Set task >>
Narrow the data below down to the lines containing "огноо".

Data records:
▬▬▬▬▬▬

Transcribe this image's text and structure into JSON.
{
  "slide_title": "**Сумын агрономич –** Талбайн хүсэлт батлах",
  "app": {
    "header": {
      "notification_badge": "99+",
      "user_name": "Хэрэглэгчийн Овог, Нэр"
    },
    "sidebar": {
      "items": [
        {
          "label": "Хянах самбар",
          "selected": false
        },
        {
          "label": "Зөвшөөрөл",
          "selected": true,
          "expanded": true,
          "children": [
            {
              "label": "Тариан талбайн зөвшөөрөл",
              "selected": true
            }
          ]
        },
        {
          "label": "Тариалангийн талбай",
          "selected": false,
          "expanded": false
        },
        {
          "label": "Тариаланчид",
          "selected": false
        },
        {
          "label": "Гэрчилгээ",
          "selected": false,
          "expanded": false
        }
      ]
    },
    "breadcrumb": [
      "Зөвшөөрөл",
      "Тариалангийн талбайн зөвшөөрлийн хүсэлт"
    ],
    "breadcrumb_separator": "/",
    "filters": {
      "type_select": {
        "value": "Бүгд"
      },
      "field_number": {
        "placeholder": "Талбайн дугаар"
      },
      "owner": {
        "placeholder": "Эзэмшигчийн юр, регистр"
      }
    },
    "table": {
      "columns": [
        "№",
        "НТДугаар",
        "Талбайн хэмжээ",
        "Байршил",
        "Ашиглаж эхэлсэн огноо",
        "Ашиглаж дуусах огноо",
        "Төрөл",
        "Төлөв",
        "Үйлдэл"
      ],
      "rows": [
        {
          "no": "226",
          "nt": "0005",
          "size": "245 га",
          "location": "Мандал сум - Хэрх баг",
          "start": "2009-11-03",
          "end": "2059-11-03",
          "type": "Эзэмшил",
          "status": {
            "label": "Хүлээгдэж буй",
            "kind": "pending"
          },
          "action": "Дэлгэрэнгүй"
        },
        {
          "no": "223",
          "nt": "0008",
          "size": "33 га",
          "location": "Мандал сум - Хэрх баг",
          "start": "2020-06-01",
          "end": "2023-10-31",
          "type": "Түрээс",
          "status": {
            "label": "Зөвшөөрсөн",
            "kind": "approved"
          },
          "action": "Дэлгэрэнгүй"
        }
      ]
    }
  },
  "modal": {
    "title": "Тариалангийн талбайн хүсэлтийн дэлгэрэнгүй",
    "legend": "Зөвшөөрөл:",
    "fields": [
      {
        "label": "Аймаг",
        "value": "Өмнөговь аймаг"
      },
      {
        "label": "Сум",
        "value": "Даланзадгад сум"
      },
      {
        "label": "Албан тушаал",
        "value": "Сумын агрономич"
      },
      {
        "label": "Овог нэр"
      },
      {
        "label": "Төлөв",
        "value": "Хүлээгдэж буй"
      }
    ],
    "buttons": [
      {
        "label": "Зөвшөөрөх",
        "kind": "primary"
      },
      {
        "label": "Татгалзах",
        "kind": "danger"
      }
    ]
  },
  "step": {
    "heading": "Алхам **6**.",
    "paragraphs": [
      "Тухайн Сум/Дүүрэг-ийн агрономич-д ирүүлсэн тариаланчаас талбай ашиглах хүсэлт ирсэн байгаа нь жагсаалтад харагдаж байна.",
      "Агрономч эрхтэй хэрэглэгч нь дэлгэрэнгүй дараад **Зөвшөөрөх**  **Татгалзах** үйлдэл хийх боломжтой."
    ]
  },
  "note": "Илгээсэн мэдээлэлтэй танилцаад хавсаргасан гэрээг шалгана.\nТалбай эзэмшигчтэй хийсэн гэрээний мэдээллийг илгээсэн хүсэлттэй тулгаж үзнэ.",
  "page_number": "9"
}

▬▬▬▬▬▬

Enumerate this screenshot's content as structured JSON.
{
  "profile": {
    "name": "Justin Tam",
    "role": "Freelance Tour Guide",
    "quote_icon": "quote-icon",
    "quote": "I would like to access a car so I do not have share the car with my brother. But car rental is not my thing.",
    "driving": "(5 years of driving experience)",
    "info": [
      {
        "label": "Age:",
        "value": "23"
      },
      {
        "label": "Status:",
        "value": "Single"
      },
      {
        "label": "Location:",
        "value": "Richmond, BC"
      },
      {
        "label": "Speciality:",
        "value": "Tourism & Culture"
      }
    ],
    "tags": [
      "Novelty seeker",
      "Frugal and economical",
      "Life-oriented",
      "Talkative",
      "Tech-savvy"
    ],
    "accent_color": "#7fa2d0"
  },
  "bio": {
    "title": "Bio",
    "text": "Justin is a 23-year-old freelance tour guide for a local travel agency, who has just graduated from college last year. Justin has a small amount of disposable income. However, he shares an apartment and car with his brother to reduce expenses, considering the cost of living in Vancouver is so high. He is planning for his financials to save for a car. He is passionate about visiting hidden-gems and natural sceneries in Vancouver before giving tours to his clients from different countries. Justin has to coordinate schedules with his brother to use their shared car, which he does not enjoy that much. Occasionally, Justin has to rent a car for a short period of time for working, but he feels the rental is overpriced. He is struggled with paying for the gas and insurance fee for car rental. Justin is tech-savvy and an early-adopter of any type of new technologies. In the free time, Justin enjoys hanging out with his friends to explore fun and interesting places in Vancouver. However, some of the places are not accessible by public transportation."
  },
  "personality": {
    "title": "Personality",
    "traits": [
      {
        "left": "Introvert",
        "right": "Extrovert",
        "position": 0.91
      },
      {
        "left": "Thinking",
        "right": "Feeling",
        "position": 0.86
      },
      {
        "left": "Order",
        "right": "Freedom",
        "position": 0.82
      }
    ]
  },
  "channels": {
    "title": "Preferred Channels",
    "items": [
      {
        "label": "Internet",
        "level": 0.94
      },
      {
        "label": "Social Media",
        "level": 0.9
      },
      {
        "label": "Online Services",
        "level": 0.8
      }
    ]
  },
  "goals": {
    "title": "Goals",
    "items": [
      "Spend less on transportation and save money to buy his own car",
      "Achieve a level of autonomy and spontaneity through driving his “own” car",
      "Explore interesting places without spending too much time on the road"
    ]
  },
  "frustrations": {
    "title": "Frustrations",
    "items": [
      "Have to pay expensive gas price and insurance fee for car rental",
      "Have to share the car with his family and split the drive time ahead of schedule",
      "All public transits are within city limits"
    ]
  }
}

▬▬▬▬▬▬

Written solution >>
        "Ашиглаж эхэлсэн огноо",
        "Ашиглаж дуусах огноо",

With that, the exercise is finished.